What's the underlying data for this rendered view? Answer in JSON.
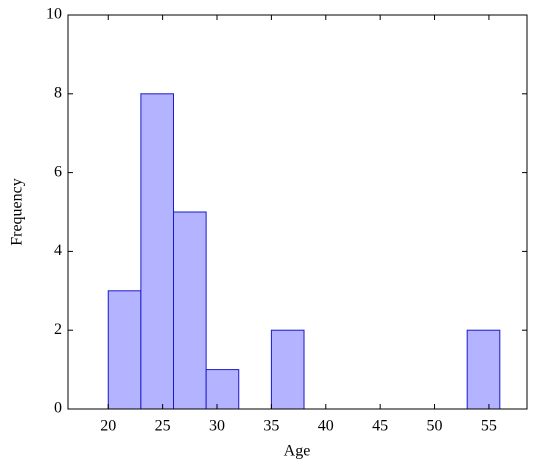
{
  "chart_data": {
    "type": "histogram",
    "xlabel": "Age",
    "ylabel": "Frequency",
    "bins": [
      20,
      23,
      26,
      29,
      32,
      35,
      38,
      41,
      44,
      47,
      50,
      53,
      56
    ],
    "values": [
      3,
      8,
      5,
      1,
      0,
      2,
      0,
      0,
      0,
      0,
      0,
      2
    ],
    "color": "#b3b3ff",
    "edgecolor": "#1a1acc",
    "xlim": [
      16.3,
      58.5
    ],
    "ylim": [
      0,
      10
    ],
    "xticks": [
      20,
      25,
      30,
      35,
      40,
      45,
      50,
      55
    ],
    "yticks": [
      0,
      2,
      4,
      6,
      8,
      10
    ]
  }
}
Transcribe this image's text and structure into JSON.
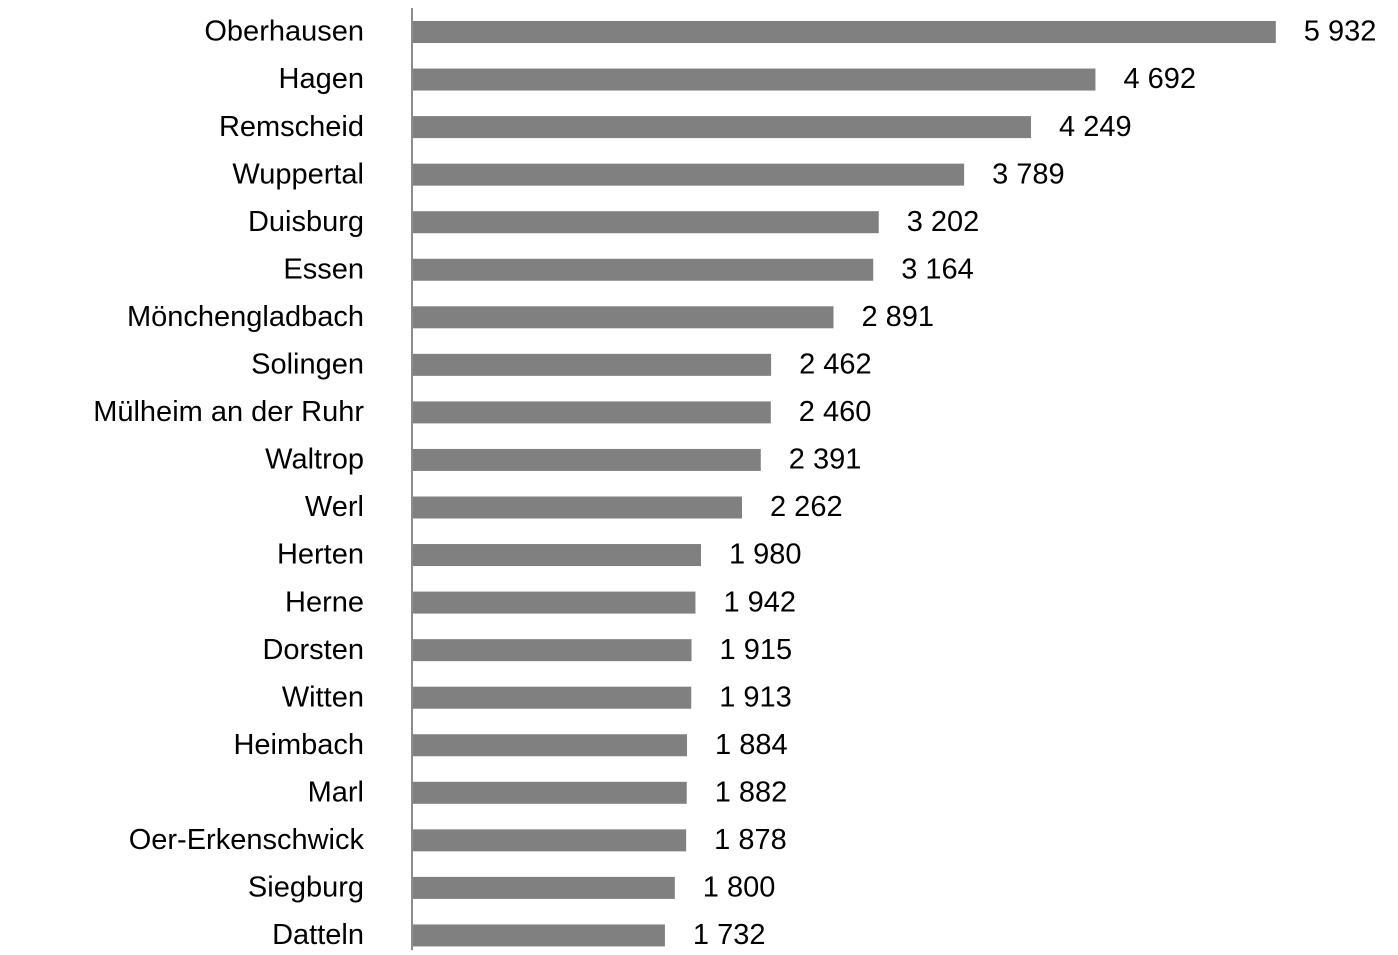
{
  "chart_data": {
    "type": "bar",
    "orientation": "horizontal",
    "color": "#808080",
    "categories": [
      "Oberhausen",
      "Hagen",
      "Remscheid",
      "Wuppertal",
      "Duisburg",
      "Essen",
      "Mönchengladbach",
      "Solingen",
      "Mülheim an der Ruhr",
      "Waltrop",
      "Werl",
      "Herten",
      "Herne",
      "Dorsten",
      "Witten",
      "Heimbach",
      "Marl",
      "Oer-Erkenschwick",
      "Siegburg",
      "Datteln"
    ],
    "values": [
      5932,
      4692,
      4249,
      3789,
      3202,
      3164,
      2891,
      2462,
      2460,
      2391,
      2262,
      1980,
      1942,
      1915,
      1913,
      1884,
      1882,
      1878,
      1800,
      1732
    ],
    "value_labels": [
      "5 932",
      "4 692",
      "4 249",
      "3 789",
      "3 202",
      "3 164",
      "2 891",
      "2 462",
      "2 460",
      "2 391",
      "2 262",
      "1 980",
      "1 942",
      "1 915",
      "1 913",
      "1 884",
      "1 882",
      "1 878",
      "1 800",
      "1 732"
    ]
  }
}
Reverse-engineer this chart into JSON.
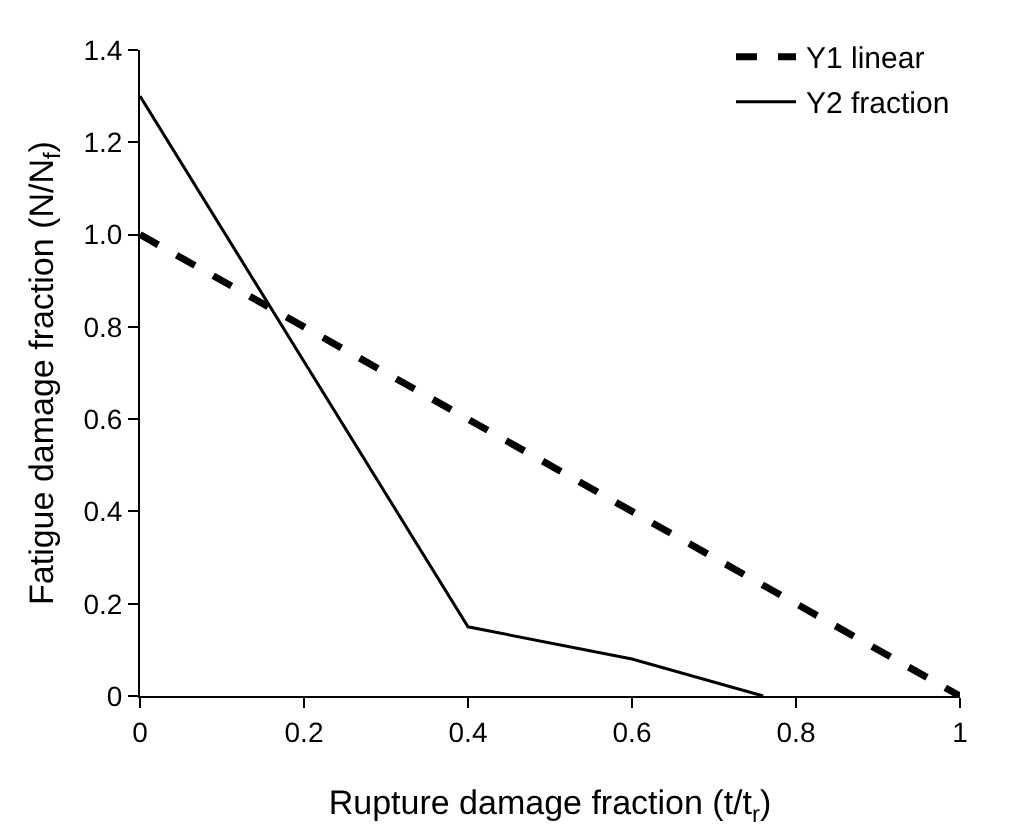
{
  "chart_data": {
    "type": "line",
    "xlabel": "Rupture damage fraction (t/t$_{r}$)",
    "ylabel": "Fatigue damage fraction (N/N$_{f}$)",
    "xlim": [
      0,
      1
    ],
    "xticks": [
      0,
      0.2,
      0.4,
      0.6,
      0.8,
      1
    ],
    "ylim": [
      0,
      1.4
    ],
    "yticks": [
      0,
      0.2,
      0.4,
      0.6,
      0.8,
      {
        "value": 1,
        "label": "1.0"
      },
      1.2,
      1.4
    ],
    "legend": "top right",
    "marker": "none",
    "series": [
      {
        "name": "Y1 linear",
        "color": "#000000",
        "line_style": "dashed",
        "x": [
          0,
          0.2,
          0.4,
          0.6,
          0.8,
          1
        ],
        "values": [
          1,
          0.8,
          0.6,
          0.4,
          0.2,
          0
        ]
      },
      {
        "name": "Y2 fraction",
        "color": "#000000",
        "line_style": "solid",
        "x": [
          0,
          0.4,
          0.6,
          0.76
        ],
        "values": [
          1.3,
          0.15,
          0.08,
          0
        ]
      }
    ]
  }
}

Objective
Leave the pictures out and reproduce each record exactly as written.

Task output
What's the underlying data for this rendered view? Answer in JSON.
{
  "chart_data": {
    "type": "histogram",
    "xlabel": "Age",
    "ylabel": "Frequency",
    "bins": [
      20,
      23,
      26,
      29,
      32,
      35,
      38,
      41,
      44,
      47,
      50,
      53,
      56
    ],
    "values": [
      3,
      8,
      5,
      1,
      0,
      2,
      0,
      0,
      0,
      0,
      0,
      2
    ],
    "color": "#b3b3ff",
    "edgecolor": "#1a1acc",
    "xlim": [
      16.3,
      58.5
    ],
    "ylim": [
      0,
      10
    ],
    "xticks": [
      20,
      25,
      30,
      35,
      40,
      45,
      50,
      55
    ],
    "yticks": [
      0,
      2,
      4,
      6,
      8,
      10
    ]
  }
}
Transcribe this image's text and structure into JSON.
{
  "chart_data": {
    "type": "bar",
    "orientation": "horizontal",
    "color": "#808080",
    "categories": [
      "Oberhausen",
      "Hagen",
      "Remscheid",
      "Wuppertal",
      "Duisburg",
      "Essen",
      "Mönchengladbach",
      "Solingen",
      "Mülheim an der Ruhr",
      "Waltrop",
      "Werl",
      "Herten",
      "Herne",
      "Dorsten",
      "Witten",
      "Heimbach",
      "Marl",
      "Oer-Erkenschwick",
      "Siegburg",
      "Datteln"
    ],
    "values": [
      5932,
      4692,
      4249,
      3789,
      3202,
      3164,
      2891,
      2462,
      2460,
      2391,
      2262,
      1980,
      1942,
      1915,
      1913,
      1884,
      1882,
      1878,
      1800,
      1732
    ],
    "value_labels": [
      "5 932",
      "4 692",
      "4 249",
      "3 789",
      "3 202",
      "3 164",
      "2 891",
      "2 462",
      "2 460",
      "2 391",
      "2 262",
      "1 980",
      "1 942",
      "1 915",
      "1 913",
      "1 884",
      "1 882",
      "1 878",
      "1 800",
      "1 732"
    ]
  }
}
Reverse-engineer this chart into JSON.
{
  "chart_data": {
    "type": "line",
    "xlabel": "Rupture damage fraction (t/t$_{r}$)",
    "ylabel": "Fatigue damage fraction (N/N$_{f}$)",
    "xlim": [
      0,
      1
    ],
    "xticks": [
      0,
      0.2,
      0.4,
      0.6,
      0.8,
      1
    ],
    "ylim": [
      0,
      1.4
    ],
    "yticks": [
      0,
      0.2,
      0.4,
      0.6,
      0.8,
      {
        "value": 1,
        "label": "1.0"
      },
      1.2,
      1.4
    ],
    "legend": "top right",
    "marker": "none",
    "series": [
      {
        "name": "Y1 linear",
        "color": "#000000",
        "line_style": "dashed",
        "x": [
          0,
          0.2,
          0.4,
          0.6,
          0.8,
          1
        ],
        "values": [
          1,
          0.8,
          0.6,
          0.4,
          0.2,
          0
        ]
      },
      {
        "name": "Y2 fraction",
        "color": "#000000",
        "line_style": "solid",
        "x": [
          0,
          0.4,
          0.6,
          0.76
        ],
        "values": [
          1.3,
          0.15,
          0.08,
          0
        ]
      }
    ]
  }
}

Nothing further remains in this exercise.